# OBIETTIVO
Rispondi alle domande sul testo sul Donbass:
(a) Quale filosofo viene citato, e di quale paese è?
(b) A quale evento, secondo il testo, possono essere considerate una risposta le proteste in Donbass?
(c) Per quanti anni il Donbass non si era quasi manifestato politicamente?

Partito e classe. Introduzione (il rapporto delle forze di classe in Donbass)
Parte 1
30.03.2018


Nella valutazione degli eventi in Donbass, le forze di sinistra, spesso e 
volentieri, giungono a conclusioni estreme: alcuni credono che qui, 
presumibilmente, si sia verificata una rivoluzione socialista, soppressa poi da 
oligarchi russi e da una reazione interna, altri, invece, che i lavoratori non 
abbiano nemmeno avanzato rivendicazioni di classe, di conseguenza, per il 
momento, ritengono sufficiente limitarsi al ruolo di semplici osservatori e 
continuare ad aspettare un’autentica rivoluzione. Gli estremi, come è noto, 
convergono, perchè entrambi questi punti di vista portano al fatto che la 
sinistra sia completamente staccata dalle masse e abbia una visuale distante 
dagli eventi. «Non piangere, non ridere, non odiare, ma comprendere», diceva il 
filosofo olandese Spinosa. Di conseguenza, anche noi dobbiamo all’inizio 
tentare di capire ciò che accade, e poi determinare il ruolo del partito nel 
movimento dei lavoratori.

La posizione del proletariato industriale alla vigilia della guerra

Iniziamo dal fatto che le proteste in Donbass possono essere considerate una 
risposta all «Euro Maidan». Proprio gli eventi di Kiev hanno risvegliato il 
Donbass, che negli ultimi 25 anni non si era quasi manifestato politicamente.

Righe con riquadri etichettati

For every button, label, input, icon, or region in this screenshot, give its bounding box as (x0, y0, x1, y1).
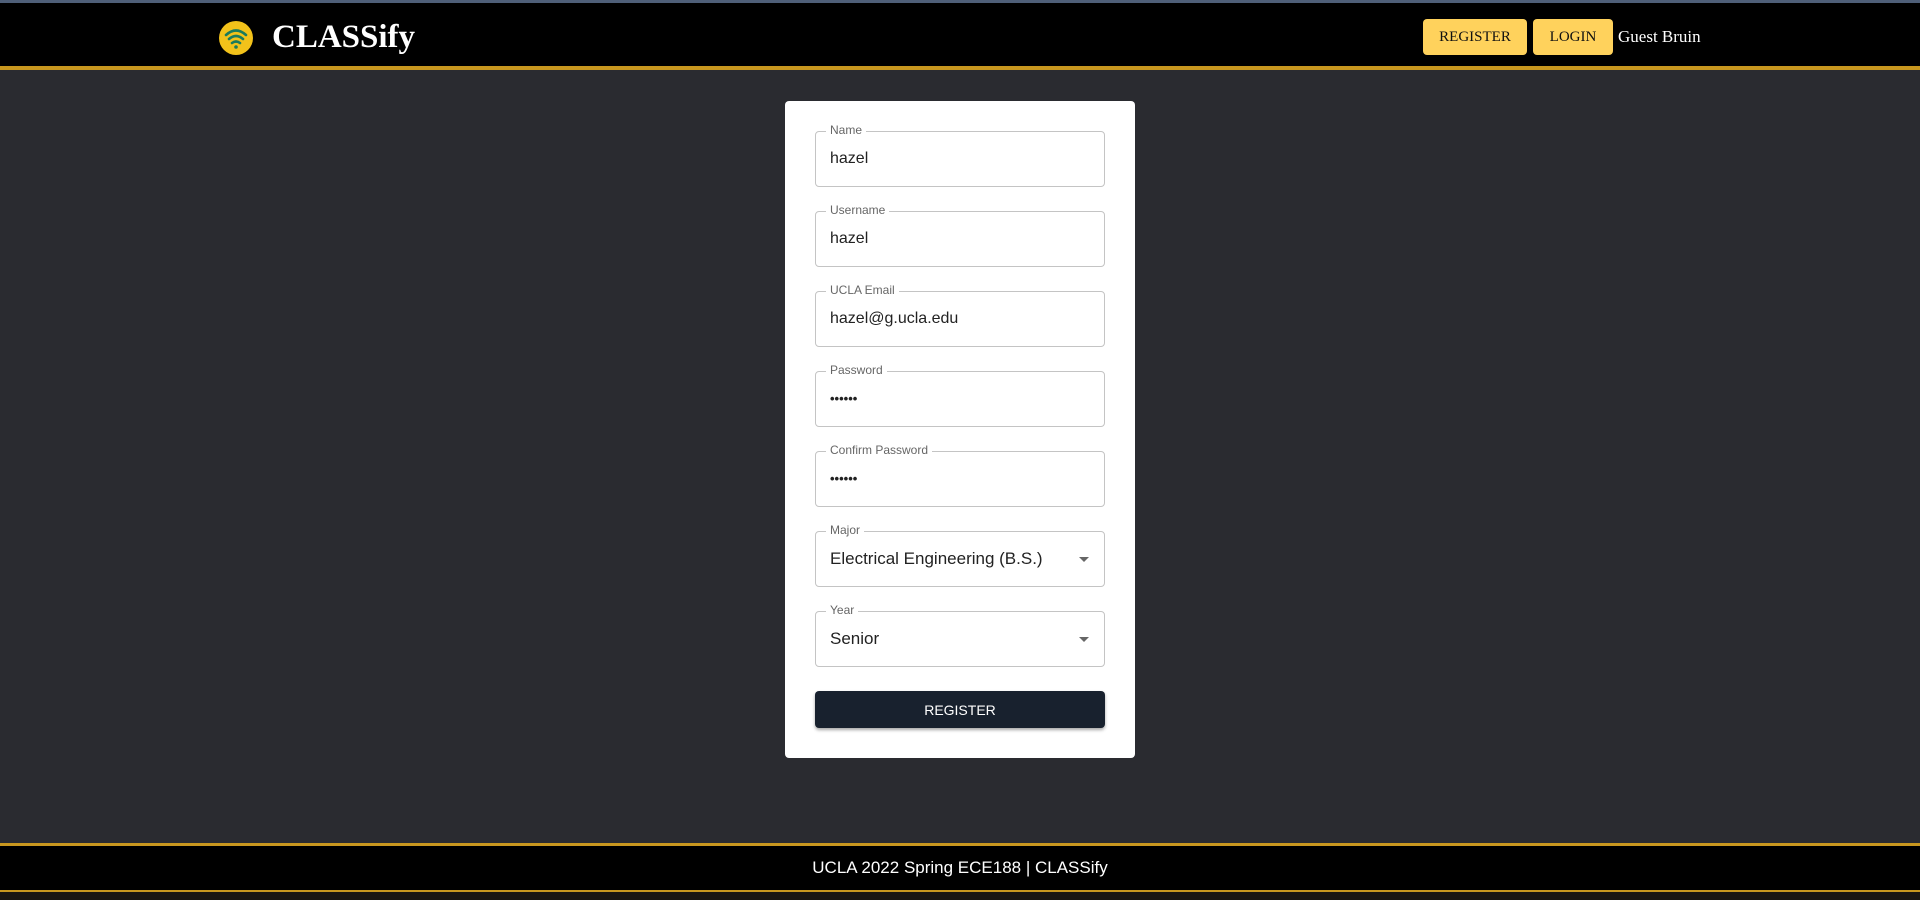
caret-down-icon[interactable] (1079, 637, 1089, 642)
password-field-value[interactable]: •••••• (830, 372, 857, 426)
email-field-value[interactable]: hazel@g.ucla.edu (830, 292, 958, 346)
caret-down-icon[interactable] (1079, 557, 1089, 562)
header-divider (0, 66, 1920, 70)
name-field-value[interactable]: hazel (830, 132, 868, 186)
email-field[interactable]: UCLA Email hazel@g.ucla.edu (815, 283, 1105, 347)
app-footer: UCLA 2022 Spring ECE188 | CLASSify (0, 846, 1920, 890)
name-field[interactable]: Name hazel (815, 123, 1105, 187)
year-select[interactable]: Year Senior (815, 603, 1105, 667)
bottom-strip (0, 892, 1920, 900)
password-field[interactable]: Password •••••• (815, 363, 1105, 427)
footer-text: UCLA 2022 Spring ECE188 | CLASSify (812, 858, 1108, 877)
wifi-signal-icon[interactable] (219, 21, 253, 55)
year-select-value[interactable]: Senior (830, 612, 879, 666)
header-register-button[interactable]: REGISTER (1423, 19, 1527, 55)
username-field-value[interactable]: hazel (830, 212, 868, 266)
app-header: CLASSify REGISTER LOGIN Guest Bruin (0, 3, 1920, 66)
register-form-card: Name hazel Username hazel UCLA Email haz… (785, 101, 1135, 758)
confirm-password-field-value[interactable]: •••••• (830, 452, 857, 506)
register-submit-button[interactable]: REGISTER (815, 691, 1105, 728)
header-login-button[interactable]: LOGIN (1533, 19, 1613, 55)
user-name-label: Guest Bruin (1618, 27, 1701, 46)
username-field[interactable]: Username hazel (815, 203, 1105, 267)
confirm-password-field[interactable]: Confirm Password •••••• (815, 443, 1105, 507)
major-select[interactable]: Major Electrical Engineering (B.S.) (815, 523, 1105, 587)
brand-title[interactable]: CLASSify (272, 15, 415, 59)
major-select-value[interactable]: Electrical Engineering (B.S.) (830, 532, 1043, 586)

# SOLUZIONE
(a) Spinosa, filosofo olandese.
(b) All'«Euro Maidan».
(c) Per 25 anni.